| Exercise directions |
In the data below, how many lines include the word "icon"? Give only the number.
══ Supplied data
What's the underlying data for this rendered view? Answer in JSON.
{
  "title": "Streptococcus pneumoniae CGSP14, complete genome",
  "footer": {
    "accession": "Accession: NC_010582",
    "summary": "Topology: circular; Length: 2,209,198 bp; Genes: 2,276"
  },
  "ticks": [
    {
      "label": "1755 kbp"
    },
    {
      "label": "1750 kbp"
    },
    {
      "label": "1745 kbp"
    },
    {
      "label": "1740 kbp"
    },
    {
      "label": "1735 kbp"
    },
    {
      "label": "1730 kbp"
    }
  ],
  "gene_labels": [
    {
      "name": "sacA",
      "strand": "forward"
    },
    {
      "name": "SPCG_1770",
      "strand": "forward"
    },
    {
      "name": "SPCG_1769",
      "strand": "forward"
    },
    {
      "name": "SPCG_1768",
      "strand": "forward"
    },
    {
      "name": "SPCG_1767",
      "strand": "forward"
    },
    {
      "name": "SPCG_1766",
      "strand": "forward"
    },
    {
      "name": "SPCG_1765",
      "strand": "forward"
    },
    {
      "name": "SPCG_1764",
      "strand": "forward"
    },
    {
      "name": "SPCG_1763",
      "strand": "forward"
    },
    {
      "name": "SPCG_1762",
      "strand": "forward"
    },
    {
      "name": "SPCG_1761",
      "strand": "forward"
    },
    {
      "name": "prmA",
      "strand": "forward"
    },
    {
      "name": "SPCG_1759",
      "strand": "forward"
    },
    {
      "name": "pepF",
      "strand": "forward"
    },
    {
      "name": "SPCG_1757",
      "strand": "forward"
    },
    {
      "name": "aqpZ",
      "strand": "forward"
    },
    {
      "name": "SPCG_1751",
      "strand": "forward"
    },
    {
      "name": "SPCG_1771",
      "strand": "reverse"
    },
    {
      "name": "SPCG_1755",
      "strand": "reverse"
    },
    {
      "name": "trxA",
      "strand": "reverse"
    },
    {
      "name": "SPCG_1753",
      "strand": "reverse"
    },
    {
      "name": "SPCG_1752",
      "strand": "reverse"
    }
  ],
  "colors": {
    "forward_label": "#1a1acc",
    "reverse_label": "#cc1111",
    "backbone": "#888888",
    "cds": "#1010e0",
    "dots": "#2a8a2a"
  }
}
════
══ Supplied data
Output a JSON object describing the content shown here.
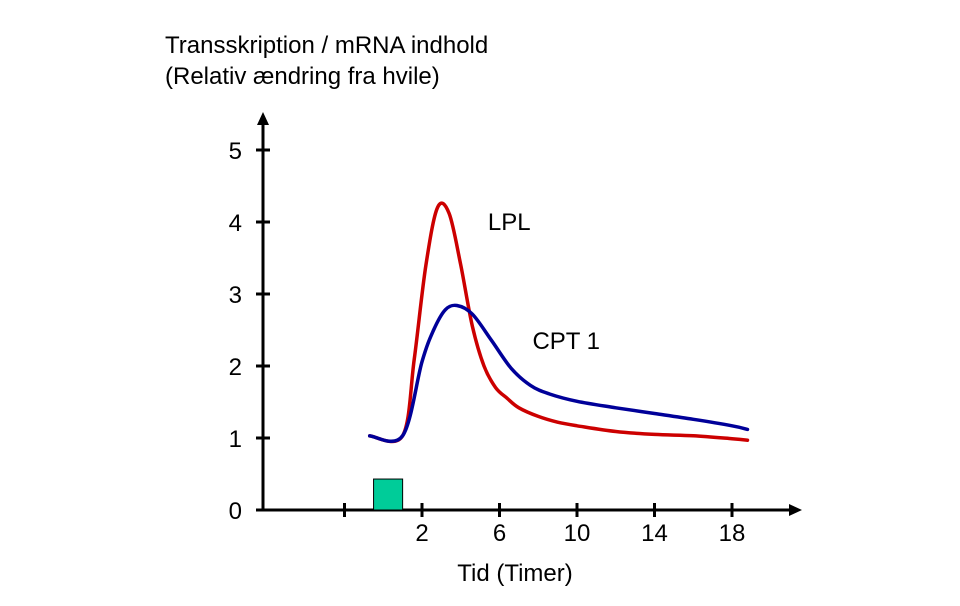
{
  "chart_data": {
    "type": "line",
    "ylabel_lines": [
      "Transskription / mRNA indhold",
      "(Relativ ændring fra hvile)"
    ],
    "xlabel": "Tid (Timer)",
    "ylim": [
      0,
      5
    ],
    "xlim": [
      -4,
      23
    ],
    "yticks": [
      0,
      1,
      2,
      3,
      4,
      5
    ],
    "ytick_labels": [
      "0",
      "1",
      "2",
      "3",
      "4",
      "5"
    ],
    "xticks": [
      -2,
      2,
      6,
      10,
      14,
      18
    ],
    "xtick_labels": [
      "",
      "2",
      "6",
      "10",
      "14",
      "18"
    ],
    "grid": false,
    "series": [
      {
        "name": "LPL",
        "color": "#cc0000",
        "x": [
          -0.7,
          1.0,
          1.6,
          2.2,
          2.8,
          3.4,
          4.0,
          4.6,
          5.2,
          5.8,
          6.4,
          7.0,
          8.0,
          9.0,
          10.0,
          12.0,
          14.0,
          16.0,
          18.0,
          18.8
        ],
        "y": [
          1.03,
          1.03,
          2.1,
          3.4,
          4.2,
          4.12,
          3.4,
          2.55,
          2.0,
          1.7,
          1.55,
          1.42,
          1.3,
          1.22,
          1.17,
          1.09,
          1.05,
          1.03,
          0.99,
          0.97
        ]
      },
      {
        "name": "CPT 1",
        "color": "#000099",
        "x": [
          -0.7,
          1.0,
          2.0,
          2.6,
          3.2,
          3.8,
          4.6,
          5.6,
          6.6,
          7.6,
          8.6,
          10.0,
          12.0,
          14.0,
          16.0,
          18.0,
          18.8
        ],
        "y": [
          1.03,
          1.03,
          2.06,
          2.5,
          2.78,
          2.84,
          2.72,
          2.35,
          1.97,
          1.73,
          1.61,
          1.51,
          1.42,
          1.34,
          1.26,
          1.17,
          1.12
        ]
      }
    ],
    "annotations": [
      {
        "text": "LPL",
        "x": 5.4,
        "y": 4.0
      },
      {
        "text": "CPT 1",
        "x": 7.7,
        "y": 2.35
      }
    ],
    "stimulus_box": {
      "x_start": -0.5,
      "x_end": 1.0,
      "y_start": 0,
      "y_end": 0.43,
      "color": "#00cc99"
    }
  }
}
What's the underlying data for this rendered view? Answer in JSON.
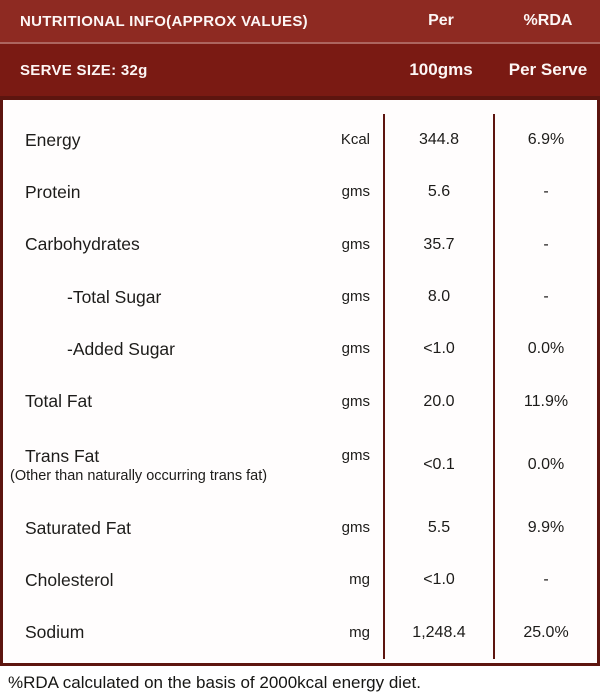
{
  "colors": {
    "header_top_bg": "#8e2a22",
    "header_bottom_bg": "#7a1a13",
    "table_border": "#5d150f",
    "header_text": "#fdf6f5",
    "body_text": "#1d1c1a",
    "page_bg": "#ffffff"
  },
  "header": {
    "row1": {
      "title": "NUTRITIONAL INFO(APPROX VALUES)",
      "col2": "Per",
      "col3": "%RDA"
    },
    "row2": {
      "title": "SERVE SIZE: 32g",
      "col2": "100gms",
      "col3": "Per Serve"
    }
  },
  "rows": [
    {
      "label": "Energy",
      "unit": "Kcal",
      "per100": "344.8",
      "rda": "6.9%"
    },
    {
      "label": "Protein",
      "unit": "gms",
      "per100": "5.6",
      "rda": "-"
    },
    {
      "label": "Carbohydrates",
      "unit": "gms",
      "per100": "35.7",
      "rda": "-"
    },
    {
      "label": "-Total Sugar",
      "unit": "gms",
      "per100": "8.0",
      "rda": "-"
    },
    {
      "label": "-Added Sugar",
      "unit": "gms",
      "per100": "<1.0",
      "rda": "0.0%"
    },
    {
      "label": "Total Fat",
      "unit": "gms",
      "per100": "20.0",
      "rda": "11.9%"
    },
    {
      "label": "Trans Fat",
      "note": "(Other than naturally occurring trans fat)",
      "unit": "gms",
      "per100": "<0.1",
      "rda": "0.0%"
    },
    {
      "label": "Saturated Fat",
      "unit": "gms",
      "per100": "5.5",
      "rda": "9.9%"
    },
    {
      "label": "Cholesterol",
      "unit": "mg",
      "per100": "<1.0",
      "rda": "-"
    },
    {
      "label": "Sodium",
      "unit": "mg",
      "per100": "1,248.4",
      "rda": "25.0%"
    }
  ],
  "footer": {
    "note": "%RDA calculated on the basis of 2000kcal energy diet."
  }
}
════
══ Supplied data
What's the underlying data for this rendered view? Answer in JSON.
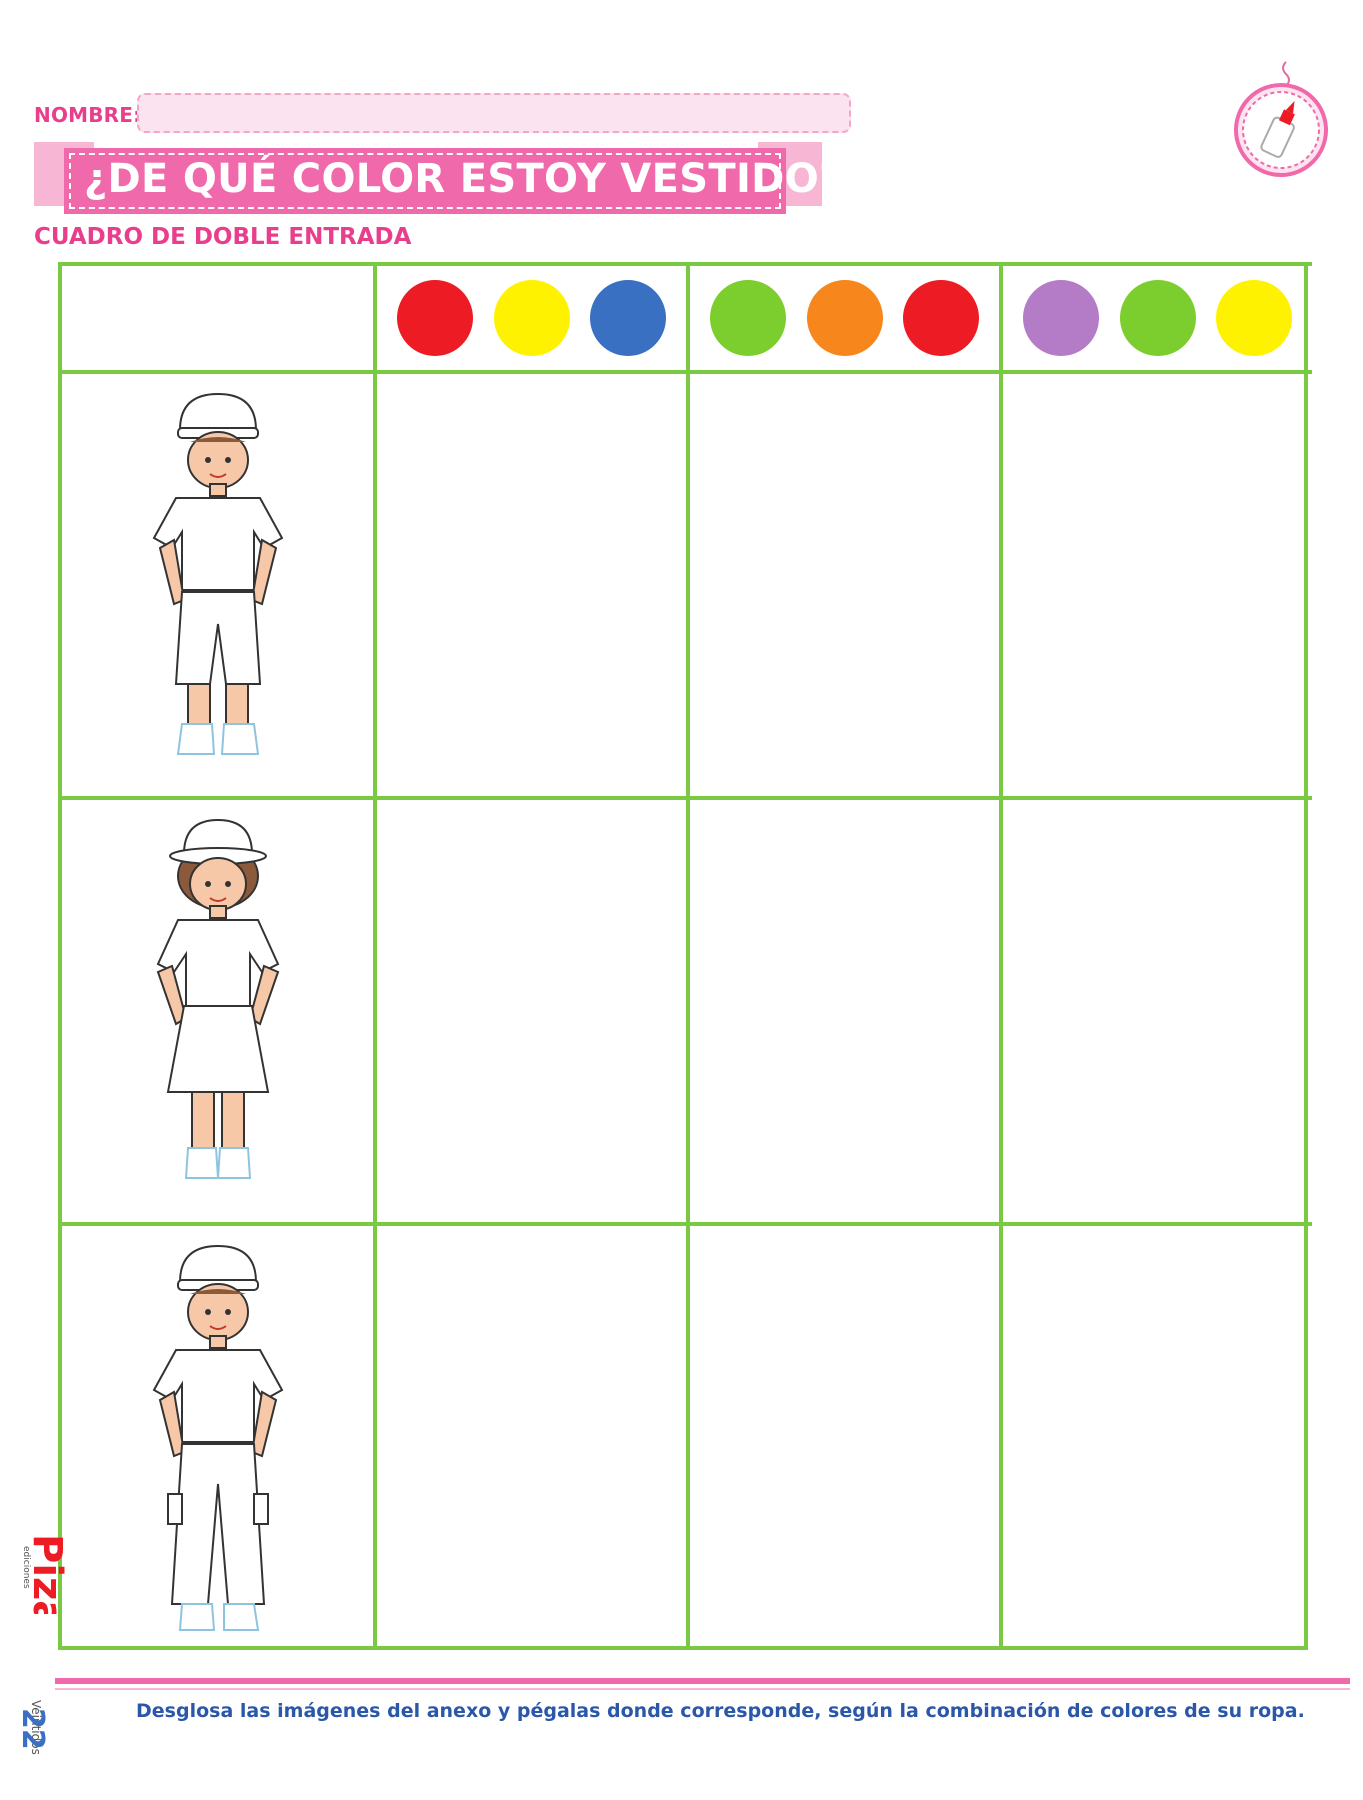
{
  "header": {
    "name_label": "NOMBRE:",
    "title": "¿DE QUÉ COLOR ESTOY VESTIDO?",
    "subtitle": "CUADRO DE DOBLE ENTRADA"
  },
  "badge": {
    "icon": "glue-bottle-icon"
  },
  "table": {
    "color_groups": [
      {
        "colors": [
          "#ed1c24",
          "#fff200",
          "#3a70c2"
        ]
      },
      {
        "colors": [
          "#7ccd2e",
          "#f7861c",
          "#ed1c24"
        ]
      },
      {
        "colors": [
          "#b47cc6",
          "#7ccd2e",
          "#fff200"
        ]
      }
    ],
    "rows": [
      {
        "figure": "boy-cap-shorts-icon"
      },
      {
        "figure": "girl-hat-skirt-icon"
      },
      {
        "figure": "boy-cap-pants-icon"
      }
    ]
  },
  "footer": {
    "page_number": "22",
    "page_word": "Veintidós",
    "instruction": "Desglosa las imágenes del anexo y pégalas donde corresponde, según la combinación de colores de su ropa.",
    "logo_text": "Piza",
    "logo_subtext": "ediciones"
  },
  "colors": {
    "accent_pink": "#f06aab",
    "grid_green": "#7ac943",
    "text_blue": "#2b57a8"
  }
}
════
| Response for this exercise |
4